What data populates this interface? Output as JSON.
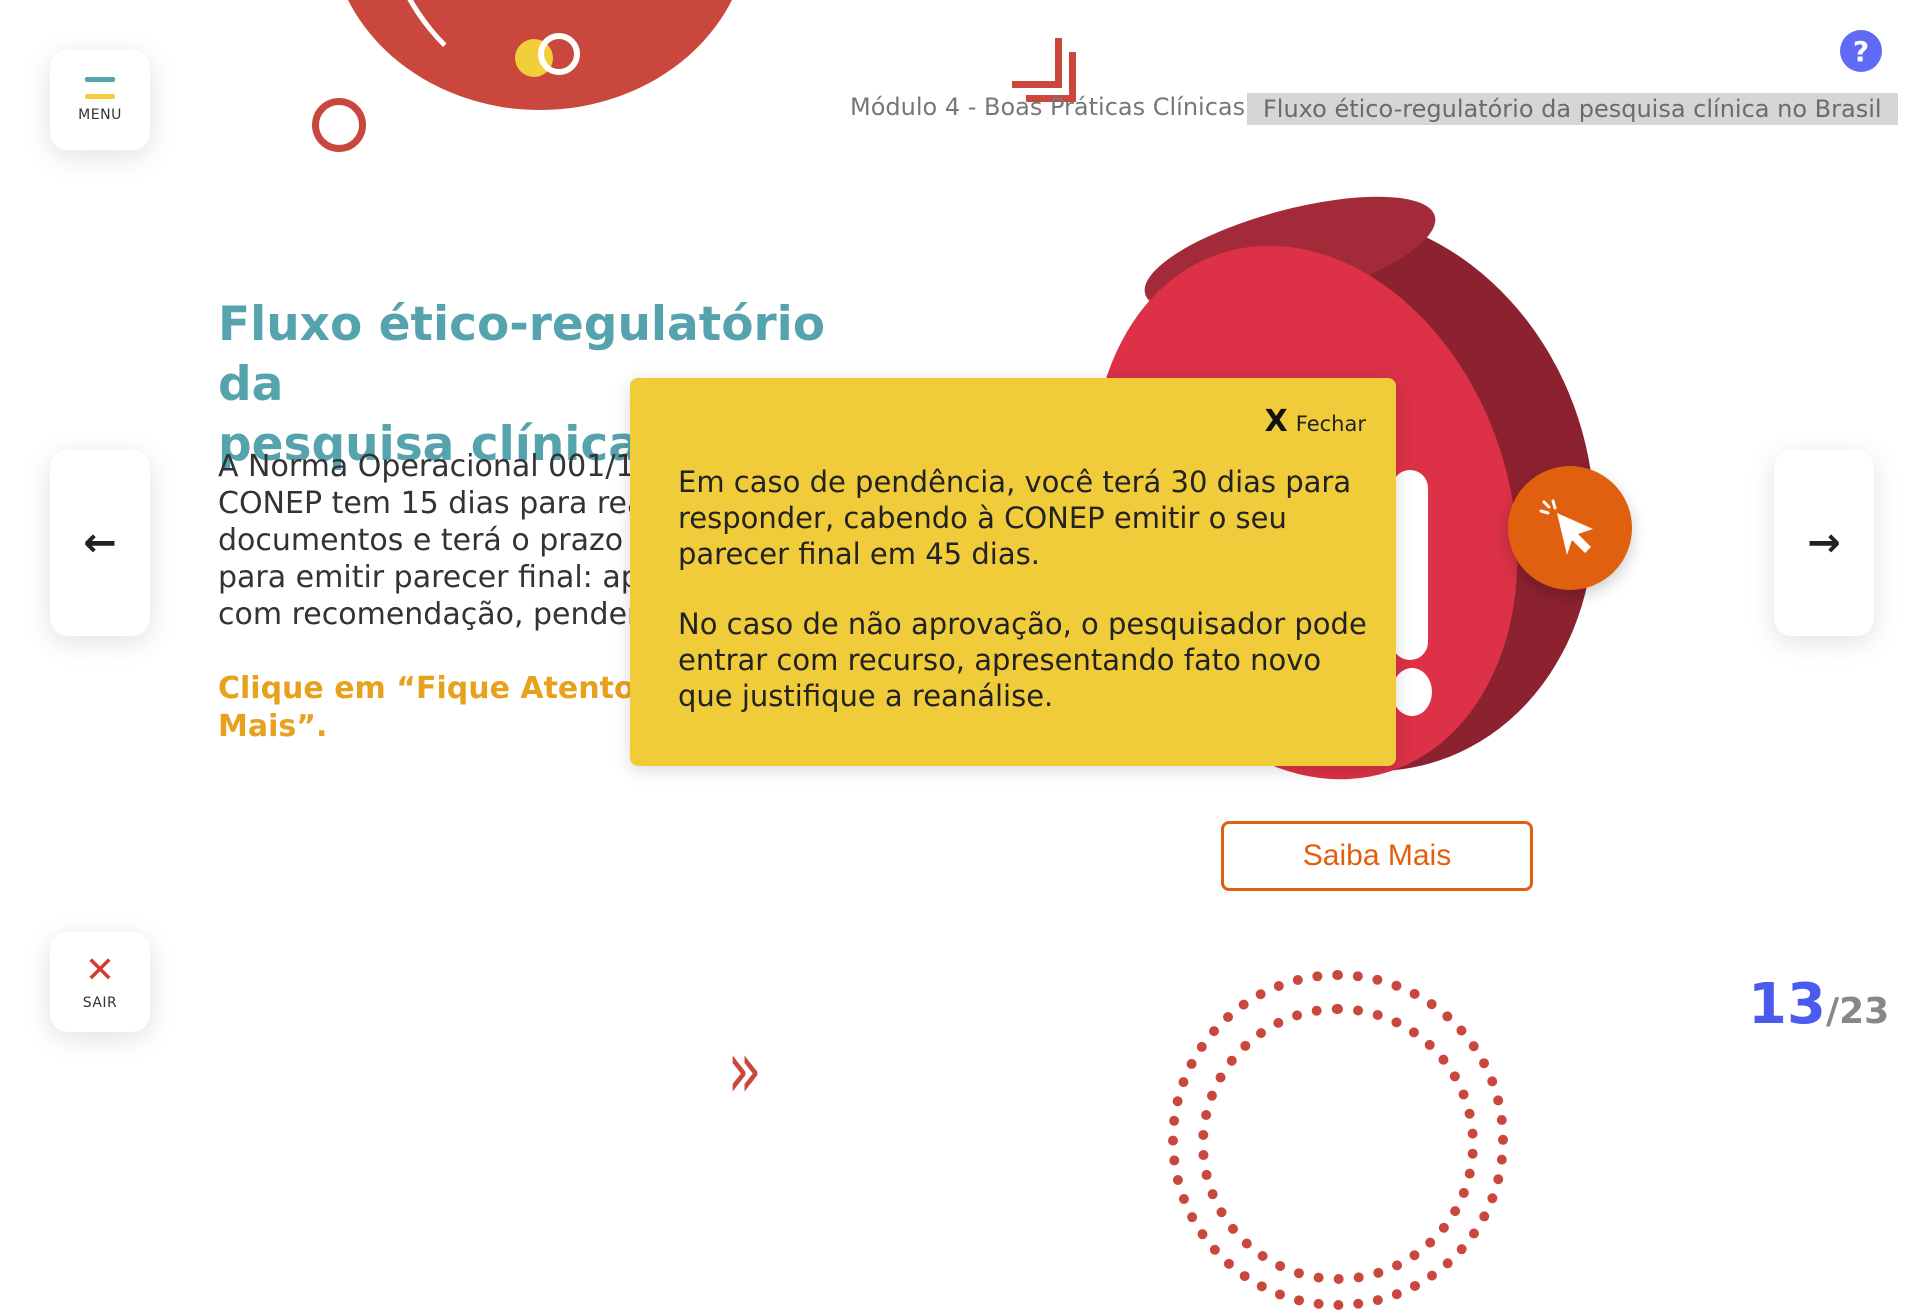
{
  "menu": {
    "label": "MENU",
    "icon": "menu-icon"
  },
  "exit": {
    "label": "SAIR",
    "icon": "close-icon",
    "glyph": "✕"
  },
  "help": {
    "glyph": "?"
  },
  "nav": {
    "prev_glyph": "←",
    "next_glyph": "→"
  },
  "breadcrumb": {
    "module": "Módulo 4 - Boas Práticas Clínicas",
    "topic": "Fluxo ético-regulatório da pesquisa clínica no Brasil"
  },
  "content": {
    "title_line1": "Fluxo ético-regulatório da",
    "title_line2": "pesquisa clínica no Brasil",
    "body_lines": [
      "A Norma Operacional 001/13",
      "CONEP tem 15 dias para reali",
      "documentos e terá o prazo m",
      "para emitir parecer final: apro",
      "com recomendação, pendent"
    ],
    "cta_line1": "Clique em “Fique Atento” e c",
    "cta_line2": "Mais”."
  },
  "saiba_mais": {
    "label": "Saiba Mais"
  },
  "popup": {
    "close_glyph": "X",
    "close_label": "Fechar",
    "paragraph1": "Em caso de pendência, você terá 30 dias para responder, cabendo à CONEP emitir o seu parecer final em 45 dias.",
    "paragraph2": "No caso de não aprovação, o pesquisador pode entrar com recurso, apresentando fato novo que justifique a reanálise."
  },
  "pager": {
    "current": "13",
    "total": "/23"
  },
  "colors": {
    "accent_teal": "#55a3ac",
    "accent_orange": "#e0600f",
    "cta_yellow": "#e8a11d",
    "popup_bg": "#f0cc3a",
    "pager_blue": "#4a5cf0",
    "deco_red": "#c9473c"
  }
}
**********
:: EXERCISE BRIEF ::
From the listing above, return each line with the word "ético".

:: SOLVED PROBLEM ::
    "topic": "Fluxo ético-regulatório da pesquisa clínica no Brasil"
    "title_line1": "Fluxo ético-regulatório da",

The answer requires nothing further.